Consigne A:
Modifie les enregistrements en commençant à la ligne qui contient « - south-branch-arrow: [88, 335, 159, 381] » et en terminant à celle qui contient « - southern-dynasties-bracket-left: [357, 394, 456, 435] » : remplace « box » par « frame », ne change rien d'autre et ne rends que ces lignes.

Extrait à lire:
+++
Le double exergue (Sôseki / Saint Augustin) y insiste, qui marque d’une part que le « poète a le devoir de disséquer lui-même son propre cadavre », de l’autre, que dans l’admiration voyageuse du monde (« cimes des montagnes, vagues de la mer, vaste cours des fleuves… »), les hommes « se délaissent eux-mêmes ». Monter ne doit pas signifier se quitter. Ceci, donc « n’est pas de la littérature / de voyage c’est encore / de la littérature » (p. 20). Malgré les paysages, les visions, les « nuages » de la Chine ancestrale (p. 22-23)
+++
Consigne B:
Dans l'extrait à lire, entre quels deux noms se partage le double exergue ?

Enregistrements extraits:
+++
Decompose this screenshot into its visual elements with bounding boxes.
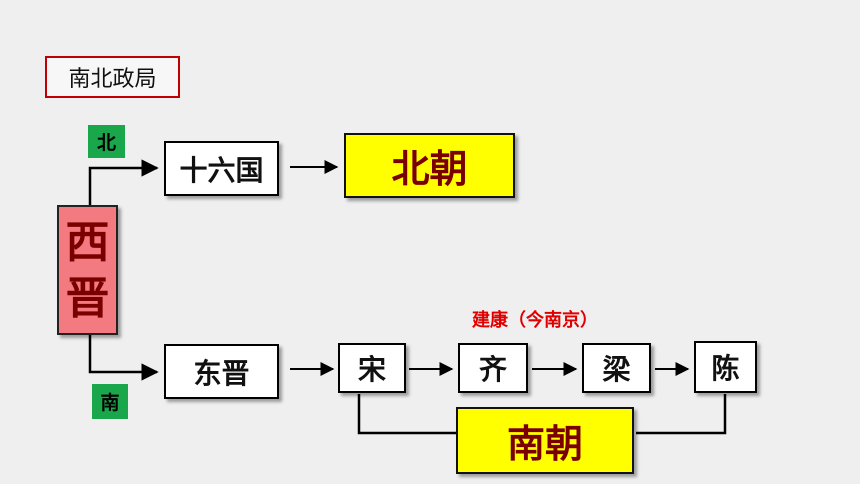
- south-branch-arrow: [88, 335, 159, 381]
- northern-dynasties-box: 北朝: [344, 133, 515, 198]
- southern-dynasties-box: 南朝: [456, 407, 634, 474]
- slide-title: 南北政局: [45, 56, 180, 98]
- liang-box: 梁: [582, 343, 651, 393]
- chen-box: 陈: [694, 341, 757, 393]
- north-branch-arrow: [88, 159, 159, 205]
- western-jin-box: 西晋: [57, 205, 118, 335]
- capital-note: 建康（今南京）: [472, 310, 598, 331]
- southern-dynasties-bracket-left: [357, 394, 456, 435]
- eastern-jin-box: 东晋: [164, 344, 279, 399]
- north-tag: 北: [88, 125, 125, 158]
- southern-dynasties-bracket-right: [636, 394, 727, 435]
- south-tag: 南: [92, 384, 128, 419]
- sixteen-kingdoms-box: 十六国: [164, 141, 279, 196]
- qi-box: 齐: [458, 343, 528, 393]
- song-box: 宋: [338, 343, 406, 393]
+++
Réponse A:
- south-branch-arrow: [88, 335, 159, 381]
- northern-dynasties-frame: 北朝: [344, 133, 515, 198]
- southern-dynasties-frame: 南朝: [456, 407, 634, 474]
- slide-title: 南北政局: [45, 56, 180, 98]
- liang-frame: 梁: [582, 343, 651, 393]
- chen-frame: 陈: [694, 341, 757, 393]
- north-branch-arrow: [88, 159, 159, 205]
- western-jin-frame: 西晋: [57, 205, 118, 335]
- capital-note: 建康（今南京）: [472, 310, 598, 331]
- southern-dynasties-bracket-left: [357, 394, 456, 435]

Réponse B:
Sôseki et Saint Augustin.